**Goal of the exercise**
Your task is to copy every line of the entries that contains "Keski".

........

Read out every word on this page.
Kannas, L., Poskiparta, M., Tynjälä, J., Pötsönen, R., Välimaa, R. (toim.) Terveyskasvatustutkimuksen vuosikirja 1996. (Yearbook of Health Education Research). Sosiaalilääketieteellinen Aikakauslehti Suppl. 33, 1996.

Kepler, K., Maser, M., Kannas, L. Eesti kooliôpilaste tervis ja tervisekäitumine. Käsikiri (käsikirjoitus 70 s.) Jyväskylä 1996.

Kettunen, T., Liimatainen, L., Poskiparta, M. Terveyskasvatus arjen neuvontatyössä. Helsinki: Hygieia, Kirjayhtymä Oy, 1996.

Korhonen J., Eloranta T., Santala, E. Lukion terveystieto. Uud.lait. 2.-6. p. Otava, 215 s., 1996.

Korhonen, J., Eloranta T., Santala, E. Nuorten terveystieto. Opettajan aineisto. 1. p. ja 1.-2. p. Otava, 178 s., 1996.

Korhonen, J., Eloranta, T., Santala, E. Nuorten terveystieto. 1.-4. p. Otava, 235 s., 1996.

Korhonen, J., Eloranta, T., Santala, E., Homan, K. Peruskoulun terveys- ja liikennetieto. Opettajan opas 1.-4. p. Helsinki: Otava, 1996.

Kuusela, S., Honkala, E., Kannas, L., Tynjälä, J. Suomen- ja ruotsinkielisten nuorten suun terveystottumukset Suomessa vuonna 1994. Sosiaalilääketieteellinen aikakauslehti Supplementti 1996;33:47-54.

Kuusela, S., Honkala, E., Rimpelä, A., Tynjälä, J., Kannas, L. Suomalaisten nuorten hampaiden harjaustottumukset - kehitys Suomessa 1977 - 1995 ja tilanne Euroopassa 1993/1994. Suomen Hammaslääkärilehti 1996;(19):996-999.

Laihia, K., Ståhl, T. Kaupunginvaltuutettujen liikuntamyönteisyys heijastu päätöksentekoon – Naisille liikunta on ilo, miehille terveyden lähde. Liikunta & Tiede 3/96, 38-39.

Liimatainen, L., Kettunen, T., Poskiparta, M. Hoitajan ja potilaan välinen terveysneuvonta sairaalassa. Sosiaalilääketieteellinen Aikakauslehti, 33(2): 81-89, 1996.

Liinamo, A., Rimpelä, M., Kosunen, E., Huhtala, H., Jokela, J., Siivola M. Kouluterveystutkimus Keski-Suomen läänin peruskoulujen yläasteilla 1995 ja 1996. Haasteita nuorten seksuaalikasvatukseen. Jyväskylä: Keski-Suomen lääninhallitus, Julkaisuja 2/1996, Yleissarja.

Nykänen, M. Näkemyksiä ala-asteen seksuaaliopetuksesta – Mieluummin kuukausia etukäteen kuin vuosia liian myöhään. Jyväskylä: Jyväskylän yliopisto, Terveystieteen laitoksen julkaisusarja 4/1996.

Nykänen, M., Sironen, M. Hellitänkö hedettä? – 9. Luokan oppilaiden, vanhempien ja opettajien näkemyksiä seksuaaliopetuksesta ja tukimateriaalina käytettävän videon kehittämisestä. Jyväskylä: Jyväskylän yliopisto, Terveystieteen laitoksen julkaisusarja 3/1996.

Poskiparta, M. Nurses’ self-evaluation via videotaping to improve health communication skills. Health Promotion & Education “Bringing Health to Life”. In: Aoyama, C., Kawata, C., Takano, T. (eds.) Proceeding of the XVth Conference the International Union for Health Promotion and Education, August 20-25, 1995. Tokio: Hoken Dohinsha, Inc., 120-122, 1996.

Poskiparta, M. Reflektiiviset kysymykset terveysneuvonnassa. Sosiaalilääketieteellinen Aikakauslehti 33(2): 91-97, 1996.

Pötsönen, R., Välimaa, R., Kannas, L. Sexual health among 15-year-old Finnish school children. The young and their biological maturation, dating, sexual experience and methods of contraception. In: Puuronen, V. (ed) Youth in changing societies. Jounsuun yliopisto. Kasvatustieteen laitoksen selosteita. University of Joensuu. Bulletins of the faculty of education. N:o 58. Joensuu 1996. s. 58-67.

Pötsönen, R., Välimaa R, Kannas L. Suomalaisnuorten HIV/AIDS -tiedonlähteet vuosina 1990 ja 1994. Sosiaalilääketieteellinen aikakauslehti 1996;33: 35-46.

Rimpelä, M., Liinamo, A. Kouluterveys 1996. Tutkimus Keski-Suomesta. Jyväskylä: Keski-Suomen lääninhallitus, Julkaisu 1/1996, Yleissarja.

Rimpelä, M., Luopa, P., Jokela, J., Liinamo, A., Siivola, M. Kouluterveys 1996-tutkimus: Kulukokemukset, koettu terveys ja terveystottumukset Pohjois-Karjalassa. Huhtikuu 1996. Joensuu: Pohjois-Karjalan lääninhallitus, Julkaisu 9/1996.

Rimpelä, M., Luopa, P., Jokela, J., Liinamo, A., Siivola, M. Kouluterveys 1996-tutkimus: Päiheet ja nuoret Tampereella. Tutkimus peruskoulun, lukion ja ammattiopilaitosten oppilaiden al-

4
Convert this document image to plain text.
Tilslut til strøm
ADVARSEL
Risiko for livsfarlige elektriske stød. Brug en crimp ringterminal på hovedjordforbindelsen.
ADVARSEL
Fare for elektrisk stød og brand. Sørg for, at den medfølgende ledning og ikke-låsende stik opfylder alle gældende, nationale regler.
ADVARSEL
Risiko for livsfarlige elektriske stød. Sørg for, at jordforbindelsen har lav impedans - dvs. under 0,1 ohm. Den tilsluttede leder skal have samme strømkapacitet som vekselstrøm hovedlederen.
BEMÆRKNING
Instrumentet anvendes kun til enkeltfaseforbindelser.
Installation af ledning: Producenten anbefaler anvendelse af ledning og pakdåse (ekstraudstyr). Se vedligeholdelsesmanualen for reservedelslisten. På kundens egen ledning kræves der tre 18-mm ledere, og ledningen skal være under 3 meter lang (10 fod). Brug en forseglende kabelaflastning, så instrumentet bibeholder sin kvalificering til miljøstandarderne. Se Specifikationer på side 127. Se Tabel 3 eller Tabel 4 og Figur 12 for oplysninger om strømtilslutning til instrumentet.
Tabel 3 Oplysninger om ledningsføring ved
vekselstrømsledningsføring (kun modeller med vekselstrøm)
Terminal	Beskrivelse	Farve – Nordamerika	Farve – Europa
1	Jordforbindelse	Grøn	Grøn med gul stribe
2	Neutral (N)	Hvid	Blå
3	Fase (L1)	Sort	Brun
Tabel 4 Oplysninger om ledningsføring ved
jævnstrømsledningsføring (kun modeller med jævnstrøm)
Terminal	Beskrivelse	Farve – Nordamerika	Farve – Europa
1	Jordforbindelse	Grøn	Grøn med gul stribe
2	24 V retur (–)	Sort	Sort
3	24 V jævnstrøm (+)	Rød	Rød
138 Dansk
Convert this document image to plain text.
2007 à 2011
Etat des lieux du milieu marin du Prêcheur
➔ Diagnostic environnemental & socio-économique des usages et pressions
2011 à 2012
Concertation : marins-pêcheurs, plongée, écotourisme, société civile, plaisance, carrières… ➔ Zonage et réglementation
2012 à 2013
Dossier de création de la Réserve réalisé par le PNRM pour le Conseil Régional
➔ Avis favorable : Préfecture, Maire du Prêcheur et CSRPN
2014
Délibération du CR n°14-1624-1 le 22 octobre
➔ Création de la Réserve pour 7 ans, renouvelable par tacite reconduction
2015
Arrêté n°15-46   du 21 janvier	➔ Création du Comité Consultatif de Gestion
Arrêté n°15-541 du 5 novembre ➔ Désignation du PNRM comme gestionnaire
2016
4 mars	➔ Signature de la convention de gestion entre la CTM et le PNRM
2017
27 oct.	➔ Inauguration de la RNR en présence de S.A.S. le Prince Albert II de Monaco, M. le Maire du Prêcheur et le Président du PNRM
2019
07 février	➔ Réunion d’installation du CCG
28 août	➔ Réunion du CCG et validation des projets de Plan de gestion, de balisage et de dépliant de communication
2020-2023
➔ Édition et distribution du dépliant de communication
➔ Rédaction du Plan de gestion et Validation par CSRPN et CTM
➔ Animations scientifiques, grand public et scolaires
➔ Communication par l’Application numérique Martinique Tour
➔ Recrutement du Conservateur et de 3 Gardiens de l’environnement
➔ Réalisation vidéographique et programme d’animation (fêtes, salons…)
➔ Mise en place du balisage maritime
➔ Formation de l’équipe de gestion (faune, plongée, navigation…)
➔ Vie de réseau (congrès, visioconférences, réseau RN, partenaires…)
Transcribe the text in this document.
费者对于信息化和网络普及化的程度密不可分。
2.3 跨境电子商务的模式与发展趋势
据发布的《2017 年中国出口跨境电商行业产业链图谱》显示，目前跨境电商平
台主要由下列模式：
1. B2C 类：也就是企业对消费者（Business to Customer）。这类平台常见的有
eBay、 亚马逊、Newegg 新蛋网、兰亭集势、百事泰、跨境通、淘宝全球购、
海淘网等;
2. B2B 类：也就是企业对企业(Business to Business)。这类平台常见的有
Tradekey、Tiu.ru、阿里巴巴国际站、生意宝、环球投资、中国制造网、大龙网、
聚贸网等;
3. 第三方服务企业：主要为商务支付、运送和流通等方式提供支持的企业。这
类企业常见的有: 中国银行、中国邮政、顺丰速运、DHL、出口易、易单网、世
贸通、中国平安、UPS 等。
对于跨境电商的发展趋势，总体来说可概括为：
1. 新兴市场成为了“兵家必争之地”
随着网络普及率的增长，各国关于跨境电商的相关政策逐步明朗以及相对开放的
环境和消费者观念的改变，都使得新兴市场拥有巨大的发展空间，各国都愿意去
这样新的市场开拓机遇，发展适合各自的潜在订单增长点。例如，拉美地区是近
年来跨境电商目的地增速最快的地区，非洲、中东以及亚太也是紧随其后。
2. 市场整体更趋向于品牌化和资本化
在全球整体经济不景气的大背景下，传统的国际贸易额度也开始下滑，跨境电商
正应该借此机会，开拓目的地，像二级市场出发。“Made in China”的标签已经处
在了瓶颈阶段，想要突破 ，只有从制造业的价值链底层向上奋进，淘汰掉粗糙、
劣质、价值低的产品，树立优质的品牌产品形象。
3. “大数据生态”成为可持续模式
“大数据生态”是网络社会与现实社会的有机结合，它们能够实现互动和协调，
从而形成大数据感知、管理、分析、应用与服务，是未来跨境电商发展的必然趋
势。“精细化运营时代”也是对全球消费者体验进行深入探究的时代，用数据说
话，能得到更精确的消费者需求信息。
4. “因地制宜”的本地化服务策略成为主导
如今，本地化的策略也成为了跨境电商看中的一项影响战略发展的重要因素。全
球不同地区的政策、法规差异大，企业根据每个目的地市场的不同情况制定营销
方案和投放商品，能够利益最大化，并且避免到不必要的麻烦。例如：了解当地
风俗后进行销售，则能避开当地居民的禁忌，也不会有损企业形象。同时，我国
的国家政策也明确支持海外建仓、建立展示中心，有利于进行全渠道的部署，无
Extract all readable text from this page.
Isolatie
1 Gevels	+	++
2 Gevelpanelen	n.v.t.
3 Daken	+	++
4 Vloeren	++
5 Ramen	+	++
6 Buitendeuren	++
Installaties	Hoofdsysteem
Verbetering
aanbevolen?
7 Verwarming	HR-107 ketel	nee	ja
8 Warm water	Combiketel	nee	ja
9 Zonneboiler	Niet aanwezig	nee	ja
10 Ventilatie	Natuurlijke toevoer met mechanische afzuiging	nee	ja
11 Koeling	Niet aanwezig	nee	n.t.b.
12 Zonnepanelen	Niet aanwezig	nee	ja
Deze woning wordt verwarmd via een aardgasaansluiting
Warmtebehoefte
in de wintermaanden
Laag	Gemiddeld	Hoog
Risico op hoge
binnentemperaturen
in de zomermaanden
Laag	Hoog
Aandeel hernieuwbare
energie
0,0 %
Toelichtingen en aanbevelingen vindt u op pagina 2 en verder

........

**Task response**
Liinamo, A., Rimpelä, M., Kosunen, E., Huhtala, H., Jokela, J., Siivola M. Kouluterveystutkimus Keski-Suomen läänin peruskoulujen yläasteilla 1995 ja 1996. Haasteita nuorten seksuaalikasvatukseen. Jyväskylä: Keski-Suomen lääninhallitus, Julkaisuja 2/1996, Yleissarja.
Rimpelä, M., Liinamo, A. Kouluterveys 1996. Tutkimus Keski-Suomesta. Jyväskylä: Keski-Suomen lääninhallitus, Julkaisu 1/1996, Yleissarja.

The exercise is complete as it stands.